§ **SET PROBLEM**
Provide the data again in its entirety, exactly as given.

Collected data entries:
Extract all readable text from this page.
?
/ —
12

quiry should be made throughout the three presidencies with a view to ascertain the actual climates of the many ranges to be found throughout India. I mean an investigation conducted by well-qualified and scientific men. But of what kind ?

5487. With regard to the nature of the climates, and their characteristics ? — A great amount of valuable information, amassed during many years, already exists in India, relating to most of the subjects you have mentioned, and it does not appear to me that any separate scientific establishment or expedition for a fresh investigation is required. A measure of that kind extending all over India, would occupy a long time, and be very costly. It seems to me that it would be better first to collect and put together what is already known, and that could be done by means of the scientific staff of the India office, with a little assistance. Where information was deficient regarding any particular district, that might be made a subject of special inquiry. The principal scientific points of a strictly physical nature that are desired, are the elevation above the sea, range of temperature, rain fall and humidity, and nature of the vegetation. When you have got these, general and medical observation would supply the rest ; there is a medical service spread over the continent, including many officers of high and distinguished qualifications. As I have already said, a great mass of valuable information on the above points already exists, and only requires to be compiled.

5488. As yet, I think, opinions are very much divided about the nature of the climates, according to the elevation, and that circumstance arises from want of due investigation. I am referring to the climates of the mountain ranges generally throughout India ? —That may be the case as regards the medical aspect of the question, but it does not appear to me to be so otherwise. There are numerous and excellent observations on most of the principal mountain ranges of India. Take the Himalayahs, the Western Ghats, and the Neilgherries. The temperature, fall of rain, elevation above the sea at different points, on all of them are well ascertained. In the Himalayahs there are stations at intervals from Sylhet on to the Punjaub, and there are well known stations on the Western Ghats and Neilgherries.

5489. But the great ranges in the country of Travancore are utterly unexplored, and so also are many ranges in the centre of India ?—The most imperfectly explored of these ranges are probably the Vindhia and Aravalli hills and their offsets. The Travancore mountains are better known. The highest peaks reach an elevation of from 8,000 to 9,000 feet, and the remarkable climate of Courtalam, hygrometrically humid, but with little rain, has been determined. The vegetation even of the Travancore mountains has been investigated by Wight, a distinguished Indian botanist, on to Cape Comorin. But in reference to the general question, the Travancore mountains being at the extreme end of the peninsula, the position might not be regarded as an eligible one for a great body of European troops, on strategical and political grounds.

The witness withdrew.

§ **THE RESULT**
Extract all readable text from this page.
?
/ —
12

quiry should be made throughout the three presidencies with a view to ascertain the actual climates of the many ranges to be found throughout India. I mean an investigation conducted by well-qualified and scientific men. But of what kind ?

5487. With regard to the nature of the climates, and their characteristics ? — A great amount of valuable information, amassed during many years, already exists in India, relating to most of the subjects you have mentioned, and it does not appear to me that any separate scientific establishment or expedition for a fresh investigation is required. A measure of that kind extending all over India, would occupy a long time, and be very costly. It seems to me that it would be better first to collect and put together what is already known, and that could be done by means of the scientific staff of the India office, with a little assistance. Where information was deficient regarding any particular district, that might be made a subject of special inquiry. The principal scientific points of a strictly physical nature that are desired, are the elevation above the sea, range of temperature, rain fall and humidity, and nature of the vegetation. When you have got these, general and medical observation would supply the rest ; there is a medical service spread over the continent, including many officers of high and distinguished qualifications. As I have already said, a great mass of valuable information on the above points already exists, and only requires to be compiled.

5488. As yet, I think, opinions are very much divided about the nature of the climates, according to the elevation, and that circumstance arises from want of due investigation. I am referring to the climates of the mountain ranges generally throughout India ? —That may be the case as regards the medical aspect of the question, but it does not appear to me to be so otherwise. There are numerous and excellent observations on most of the principal mountain ranges of India. Take the Himalayahs, the Western Ghats, and the Neilgherries. The temperature, fall of rain, elevation above the sea at different points, on all of them are well ascertained. In the Himalayahs there are stations at intervals from Sylhet on to the Punjaub, and there are well known stations on the Western Ghats and Neilgherries.

5489. But the great ranges in the country of Travancore are utterly unexplored, and so also are many ranges in the centre of India ?—The most imperfectly explored of these ranges are probably the Vindhia and Aravalli hills and their offsets. The Travancore mountains are better known. The highest peaks reach an elevation of from 8,000 to 9,000 feet, and the remarkable climate of Courtalam, hygrometrically humid, but with little rain, has been determined. The vegetation even of the Travancore mountains has been investigated by Wight, a distinguished Indian botanist, on to Cape Comorin. But in reference to the general question, the Travancore mountains being at the extreme end of the peninsula, the position might not be regarded as an eligible one for a great body of European troops, on strategical and political grounds.

The witness withdrew.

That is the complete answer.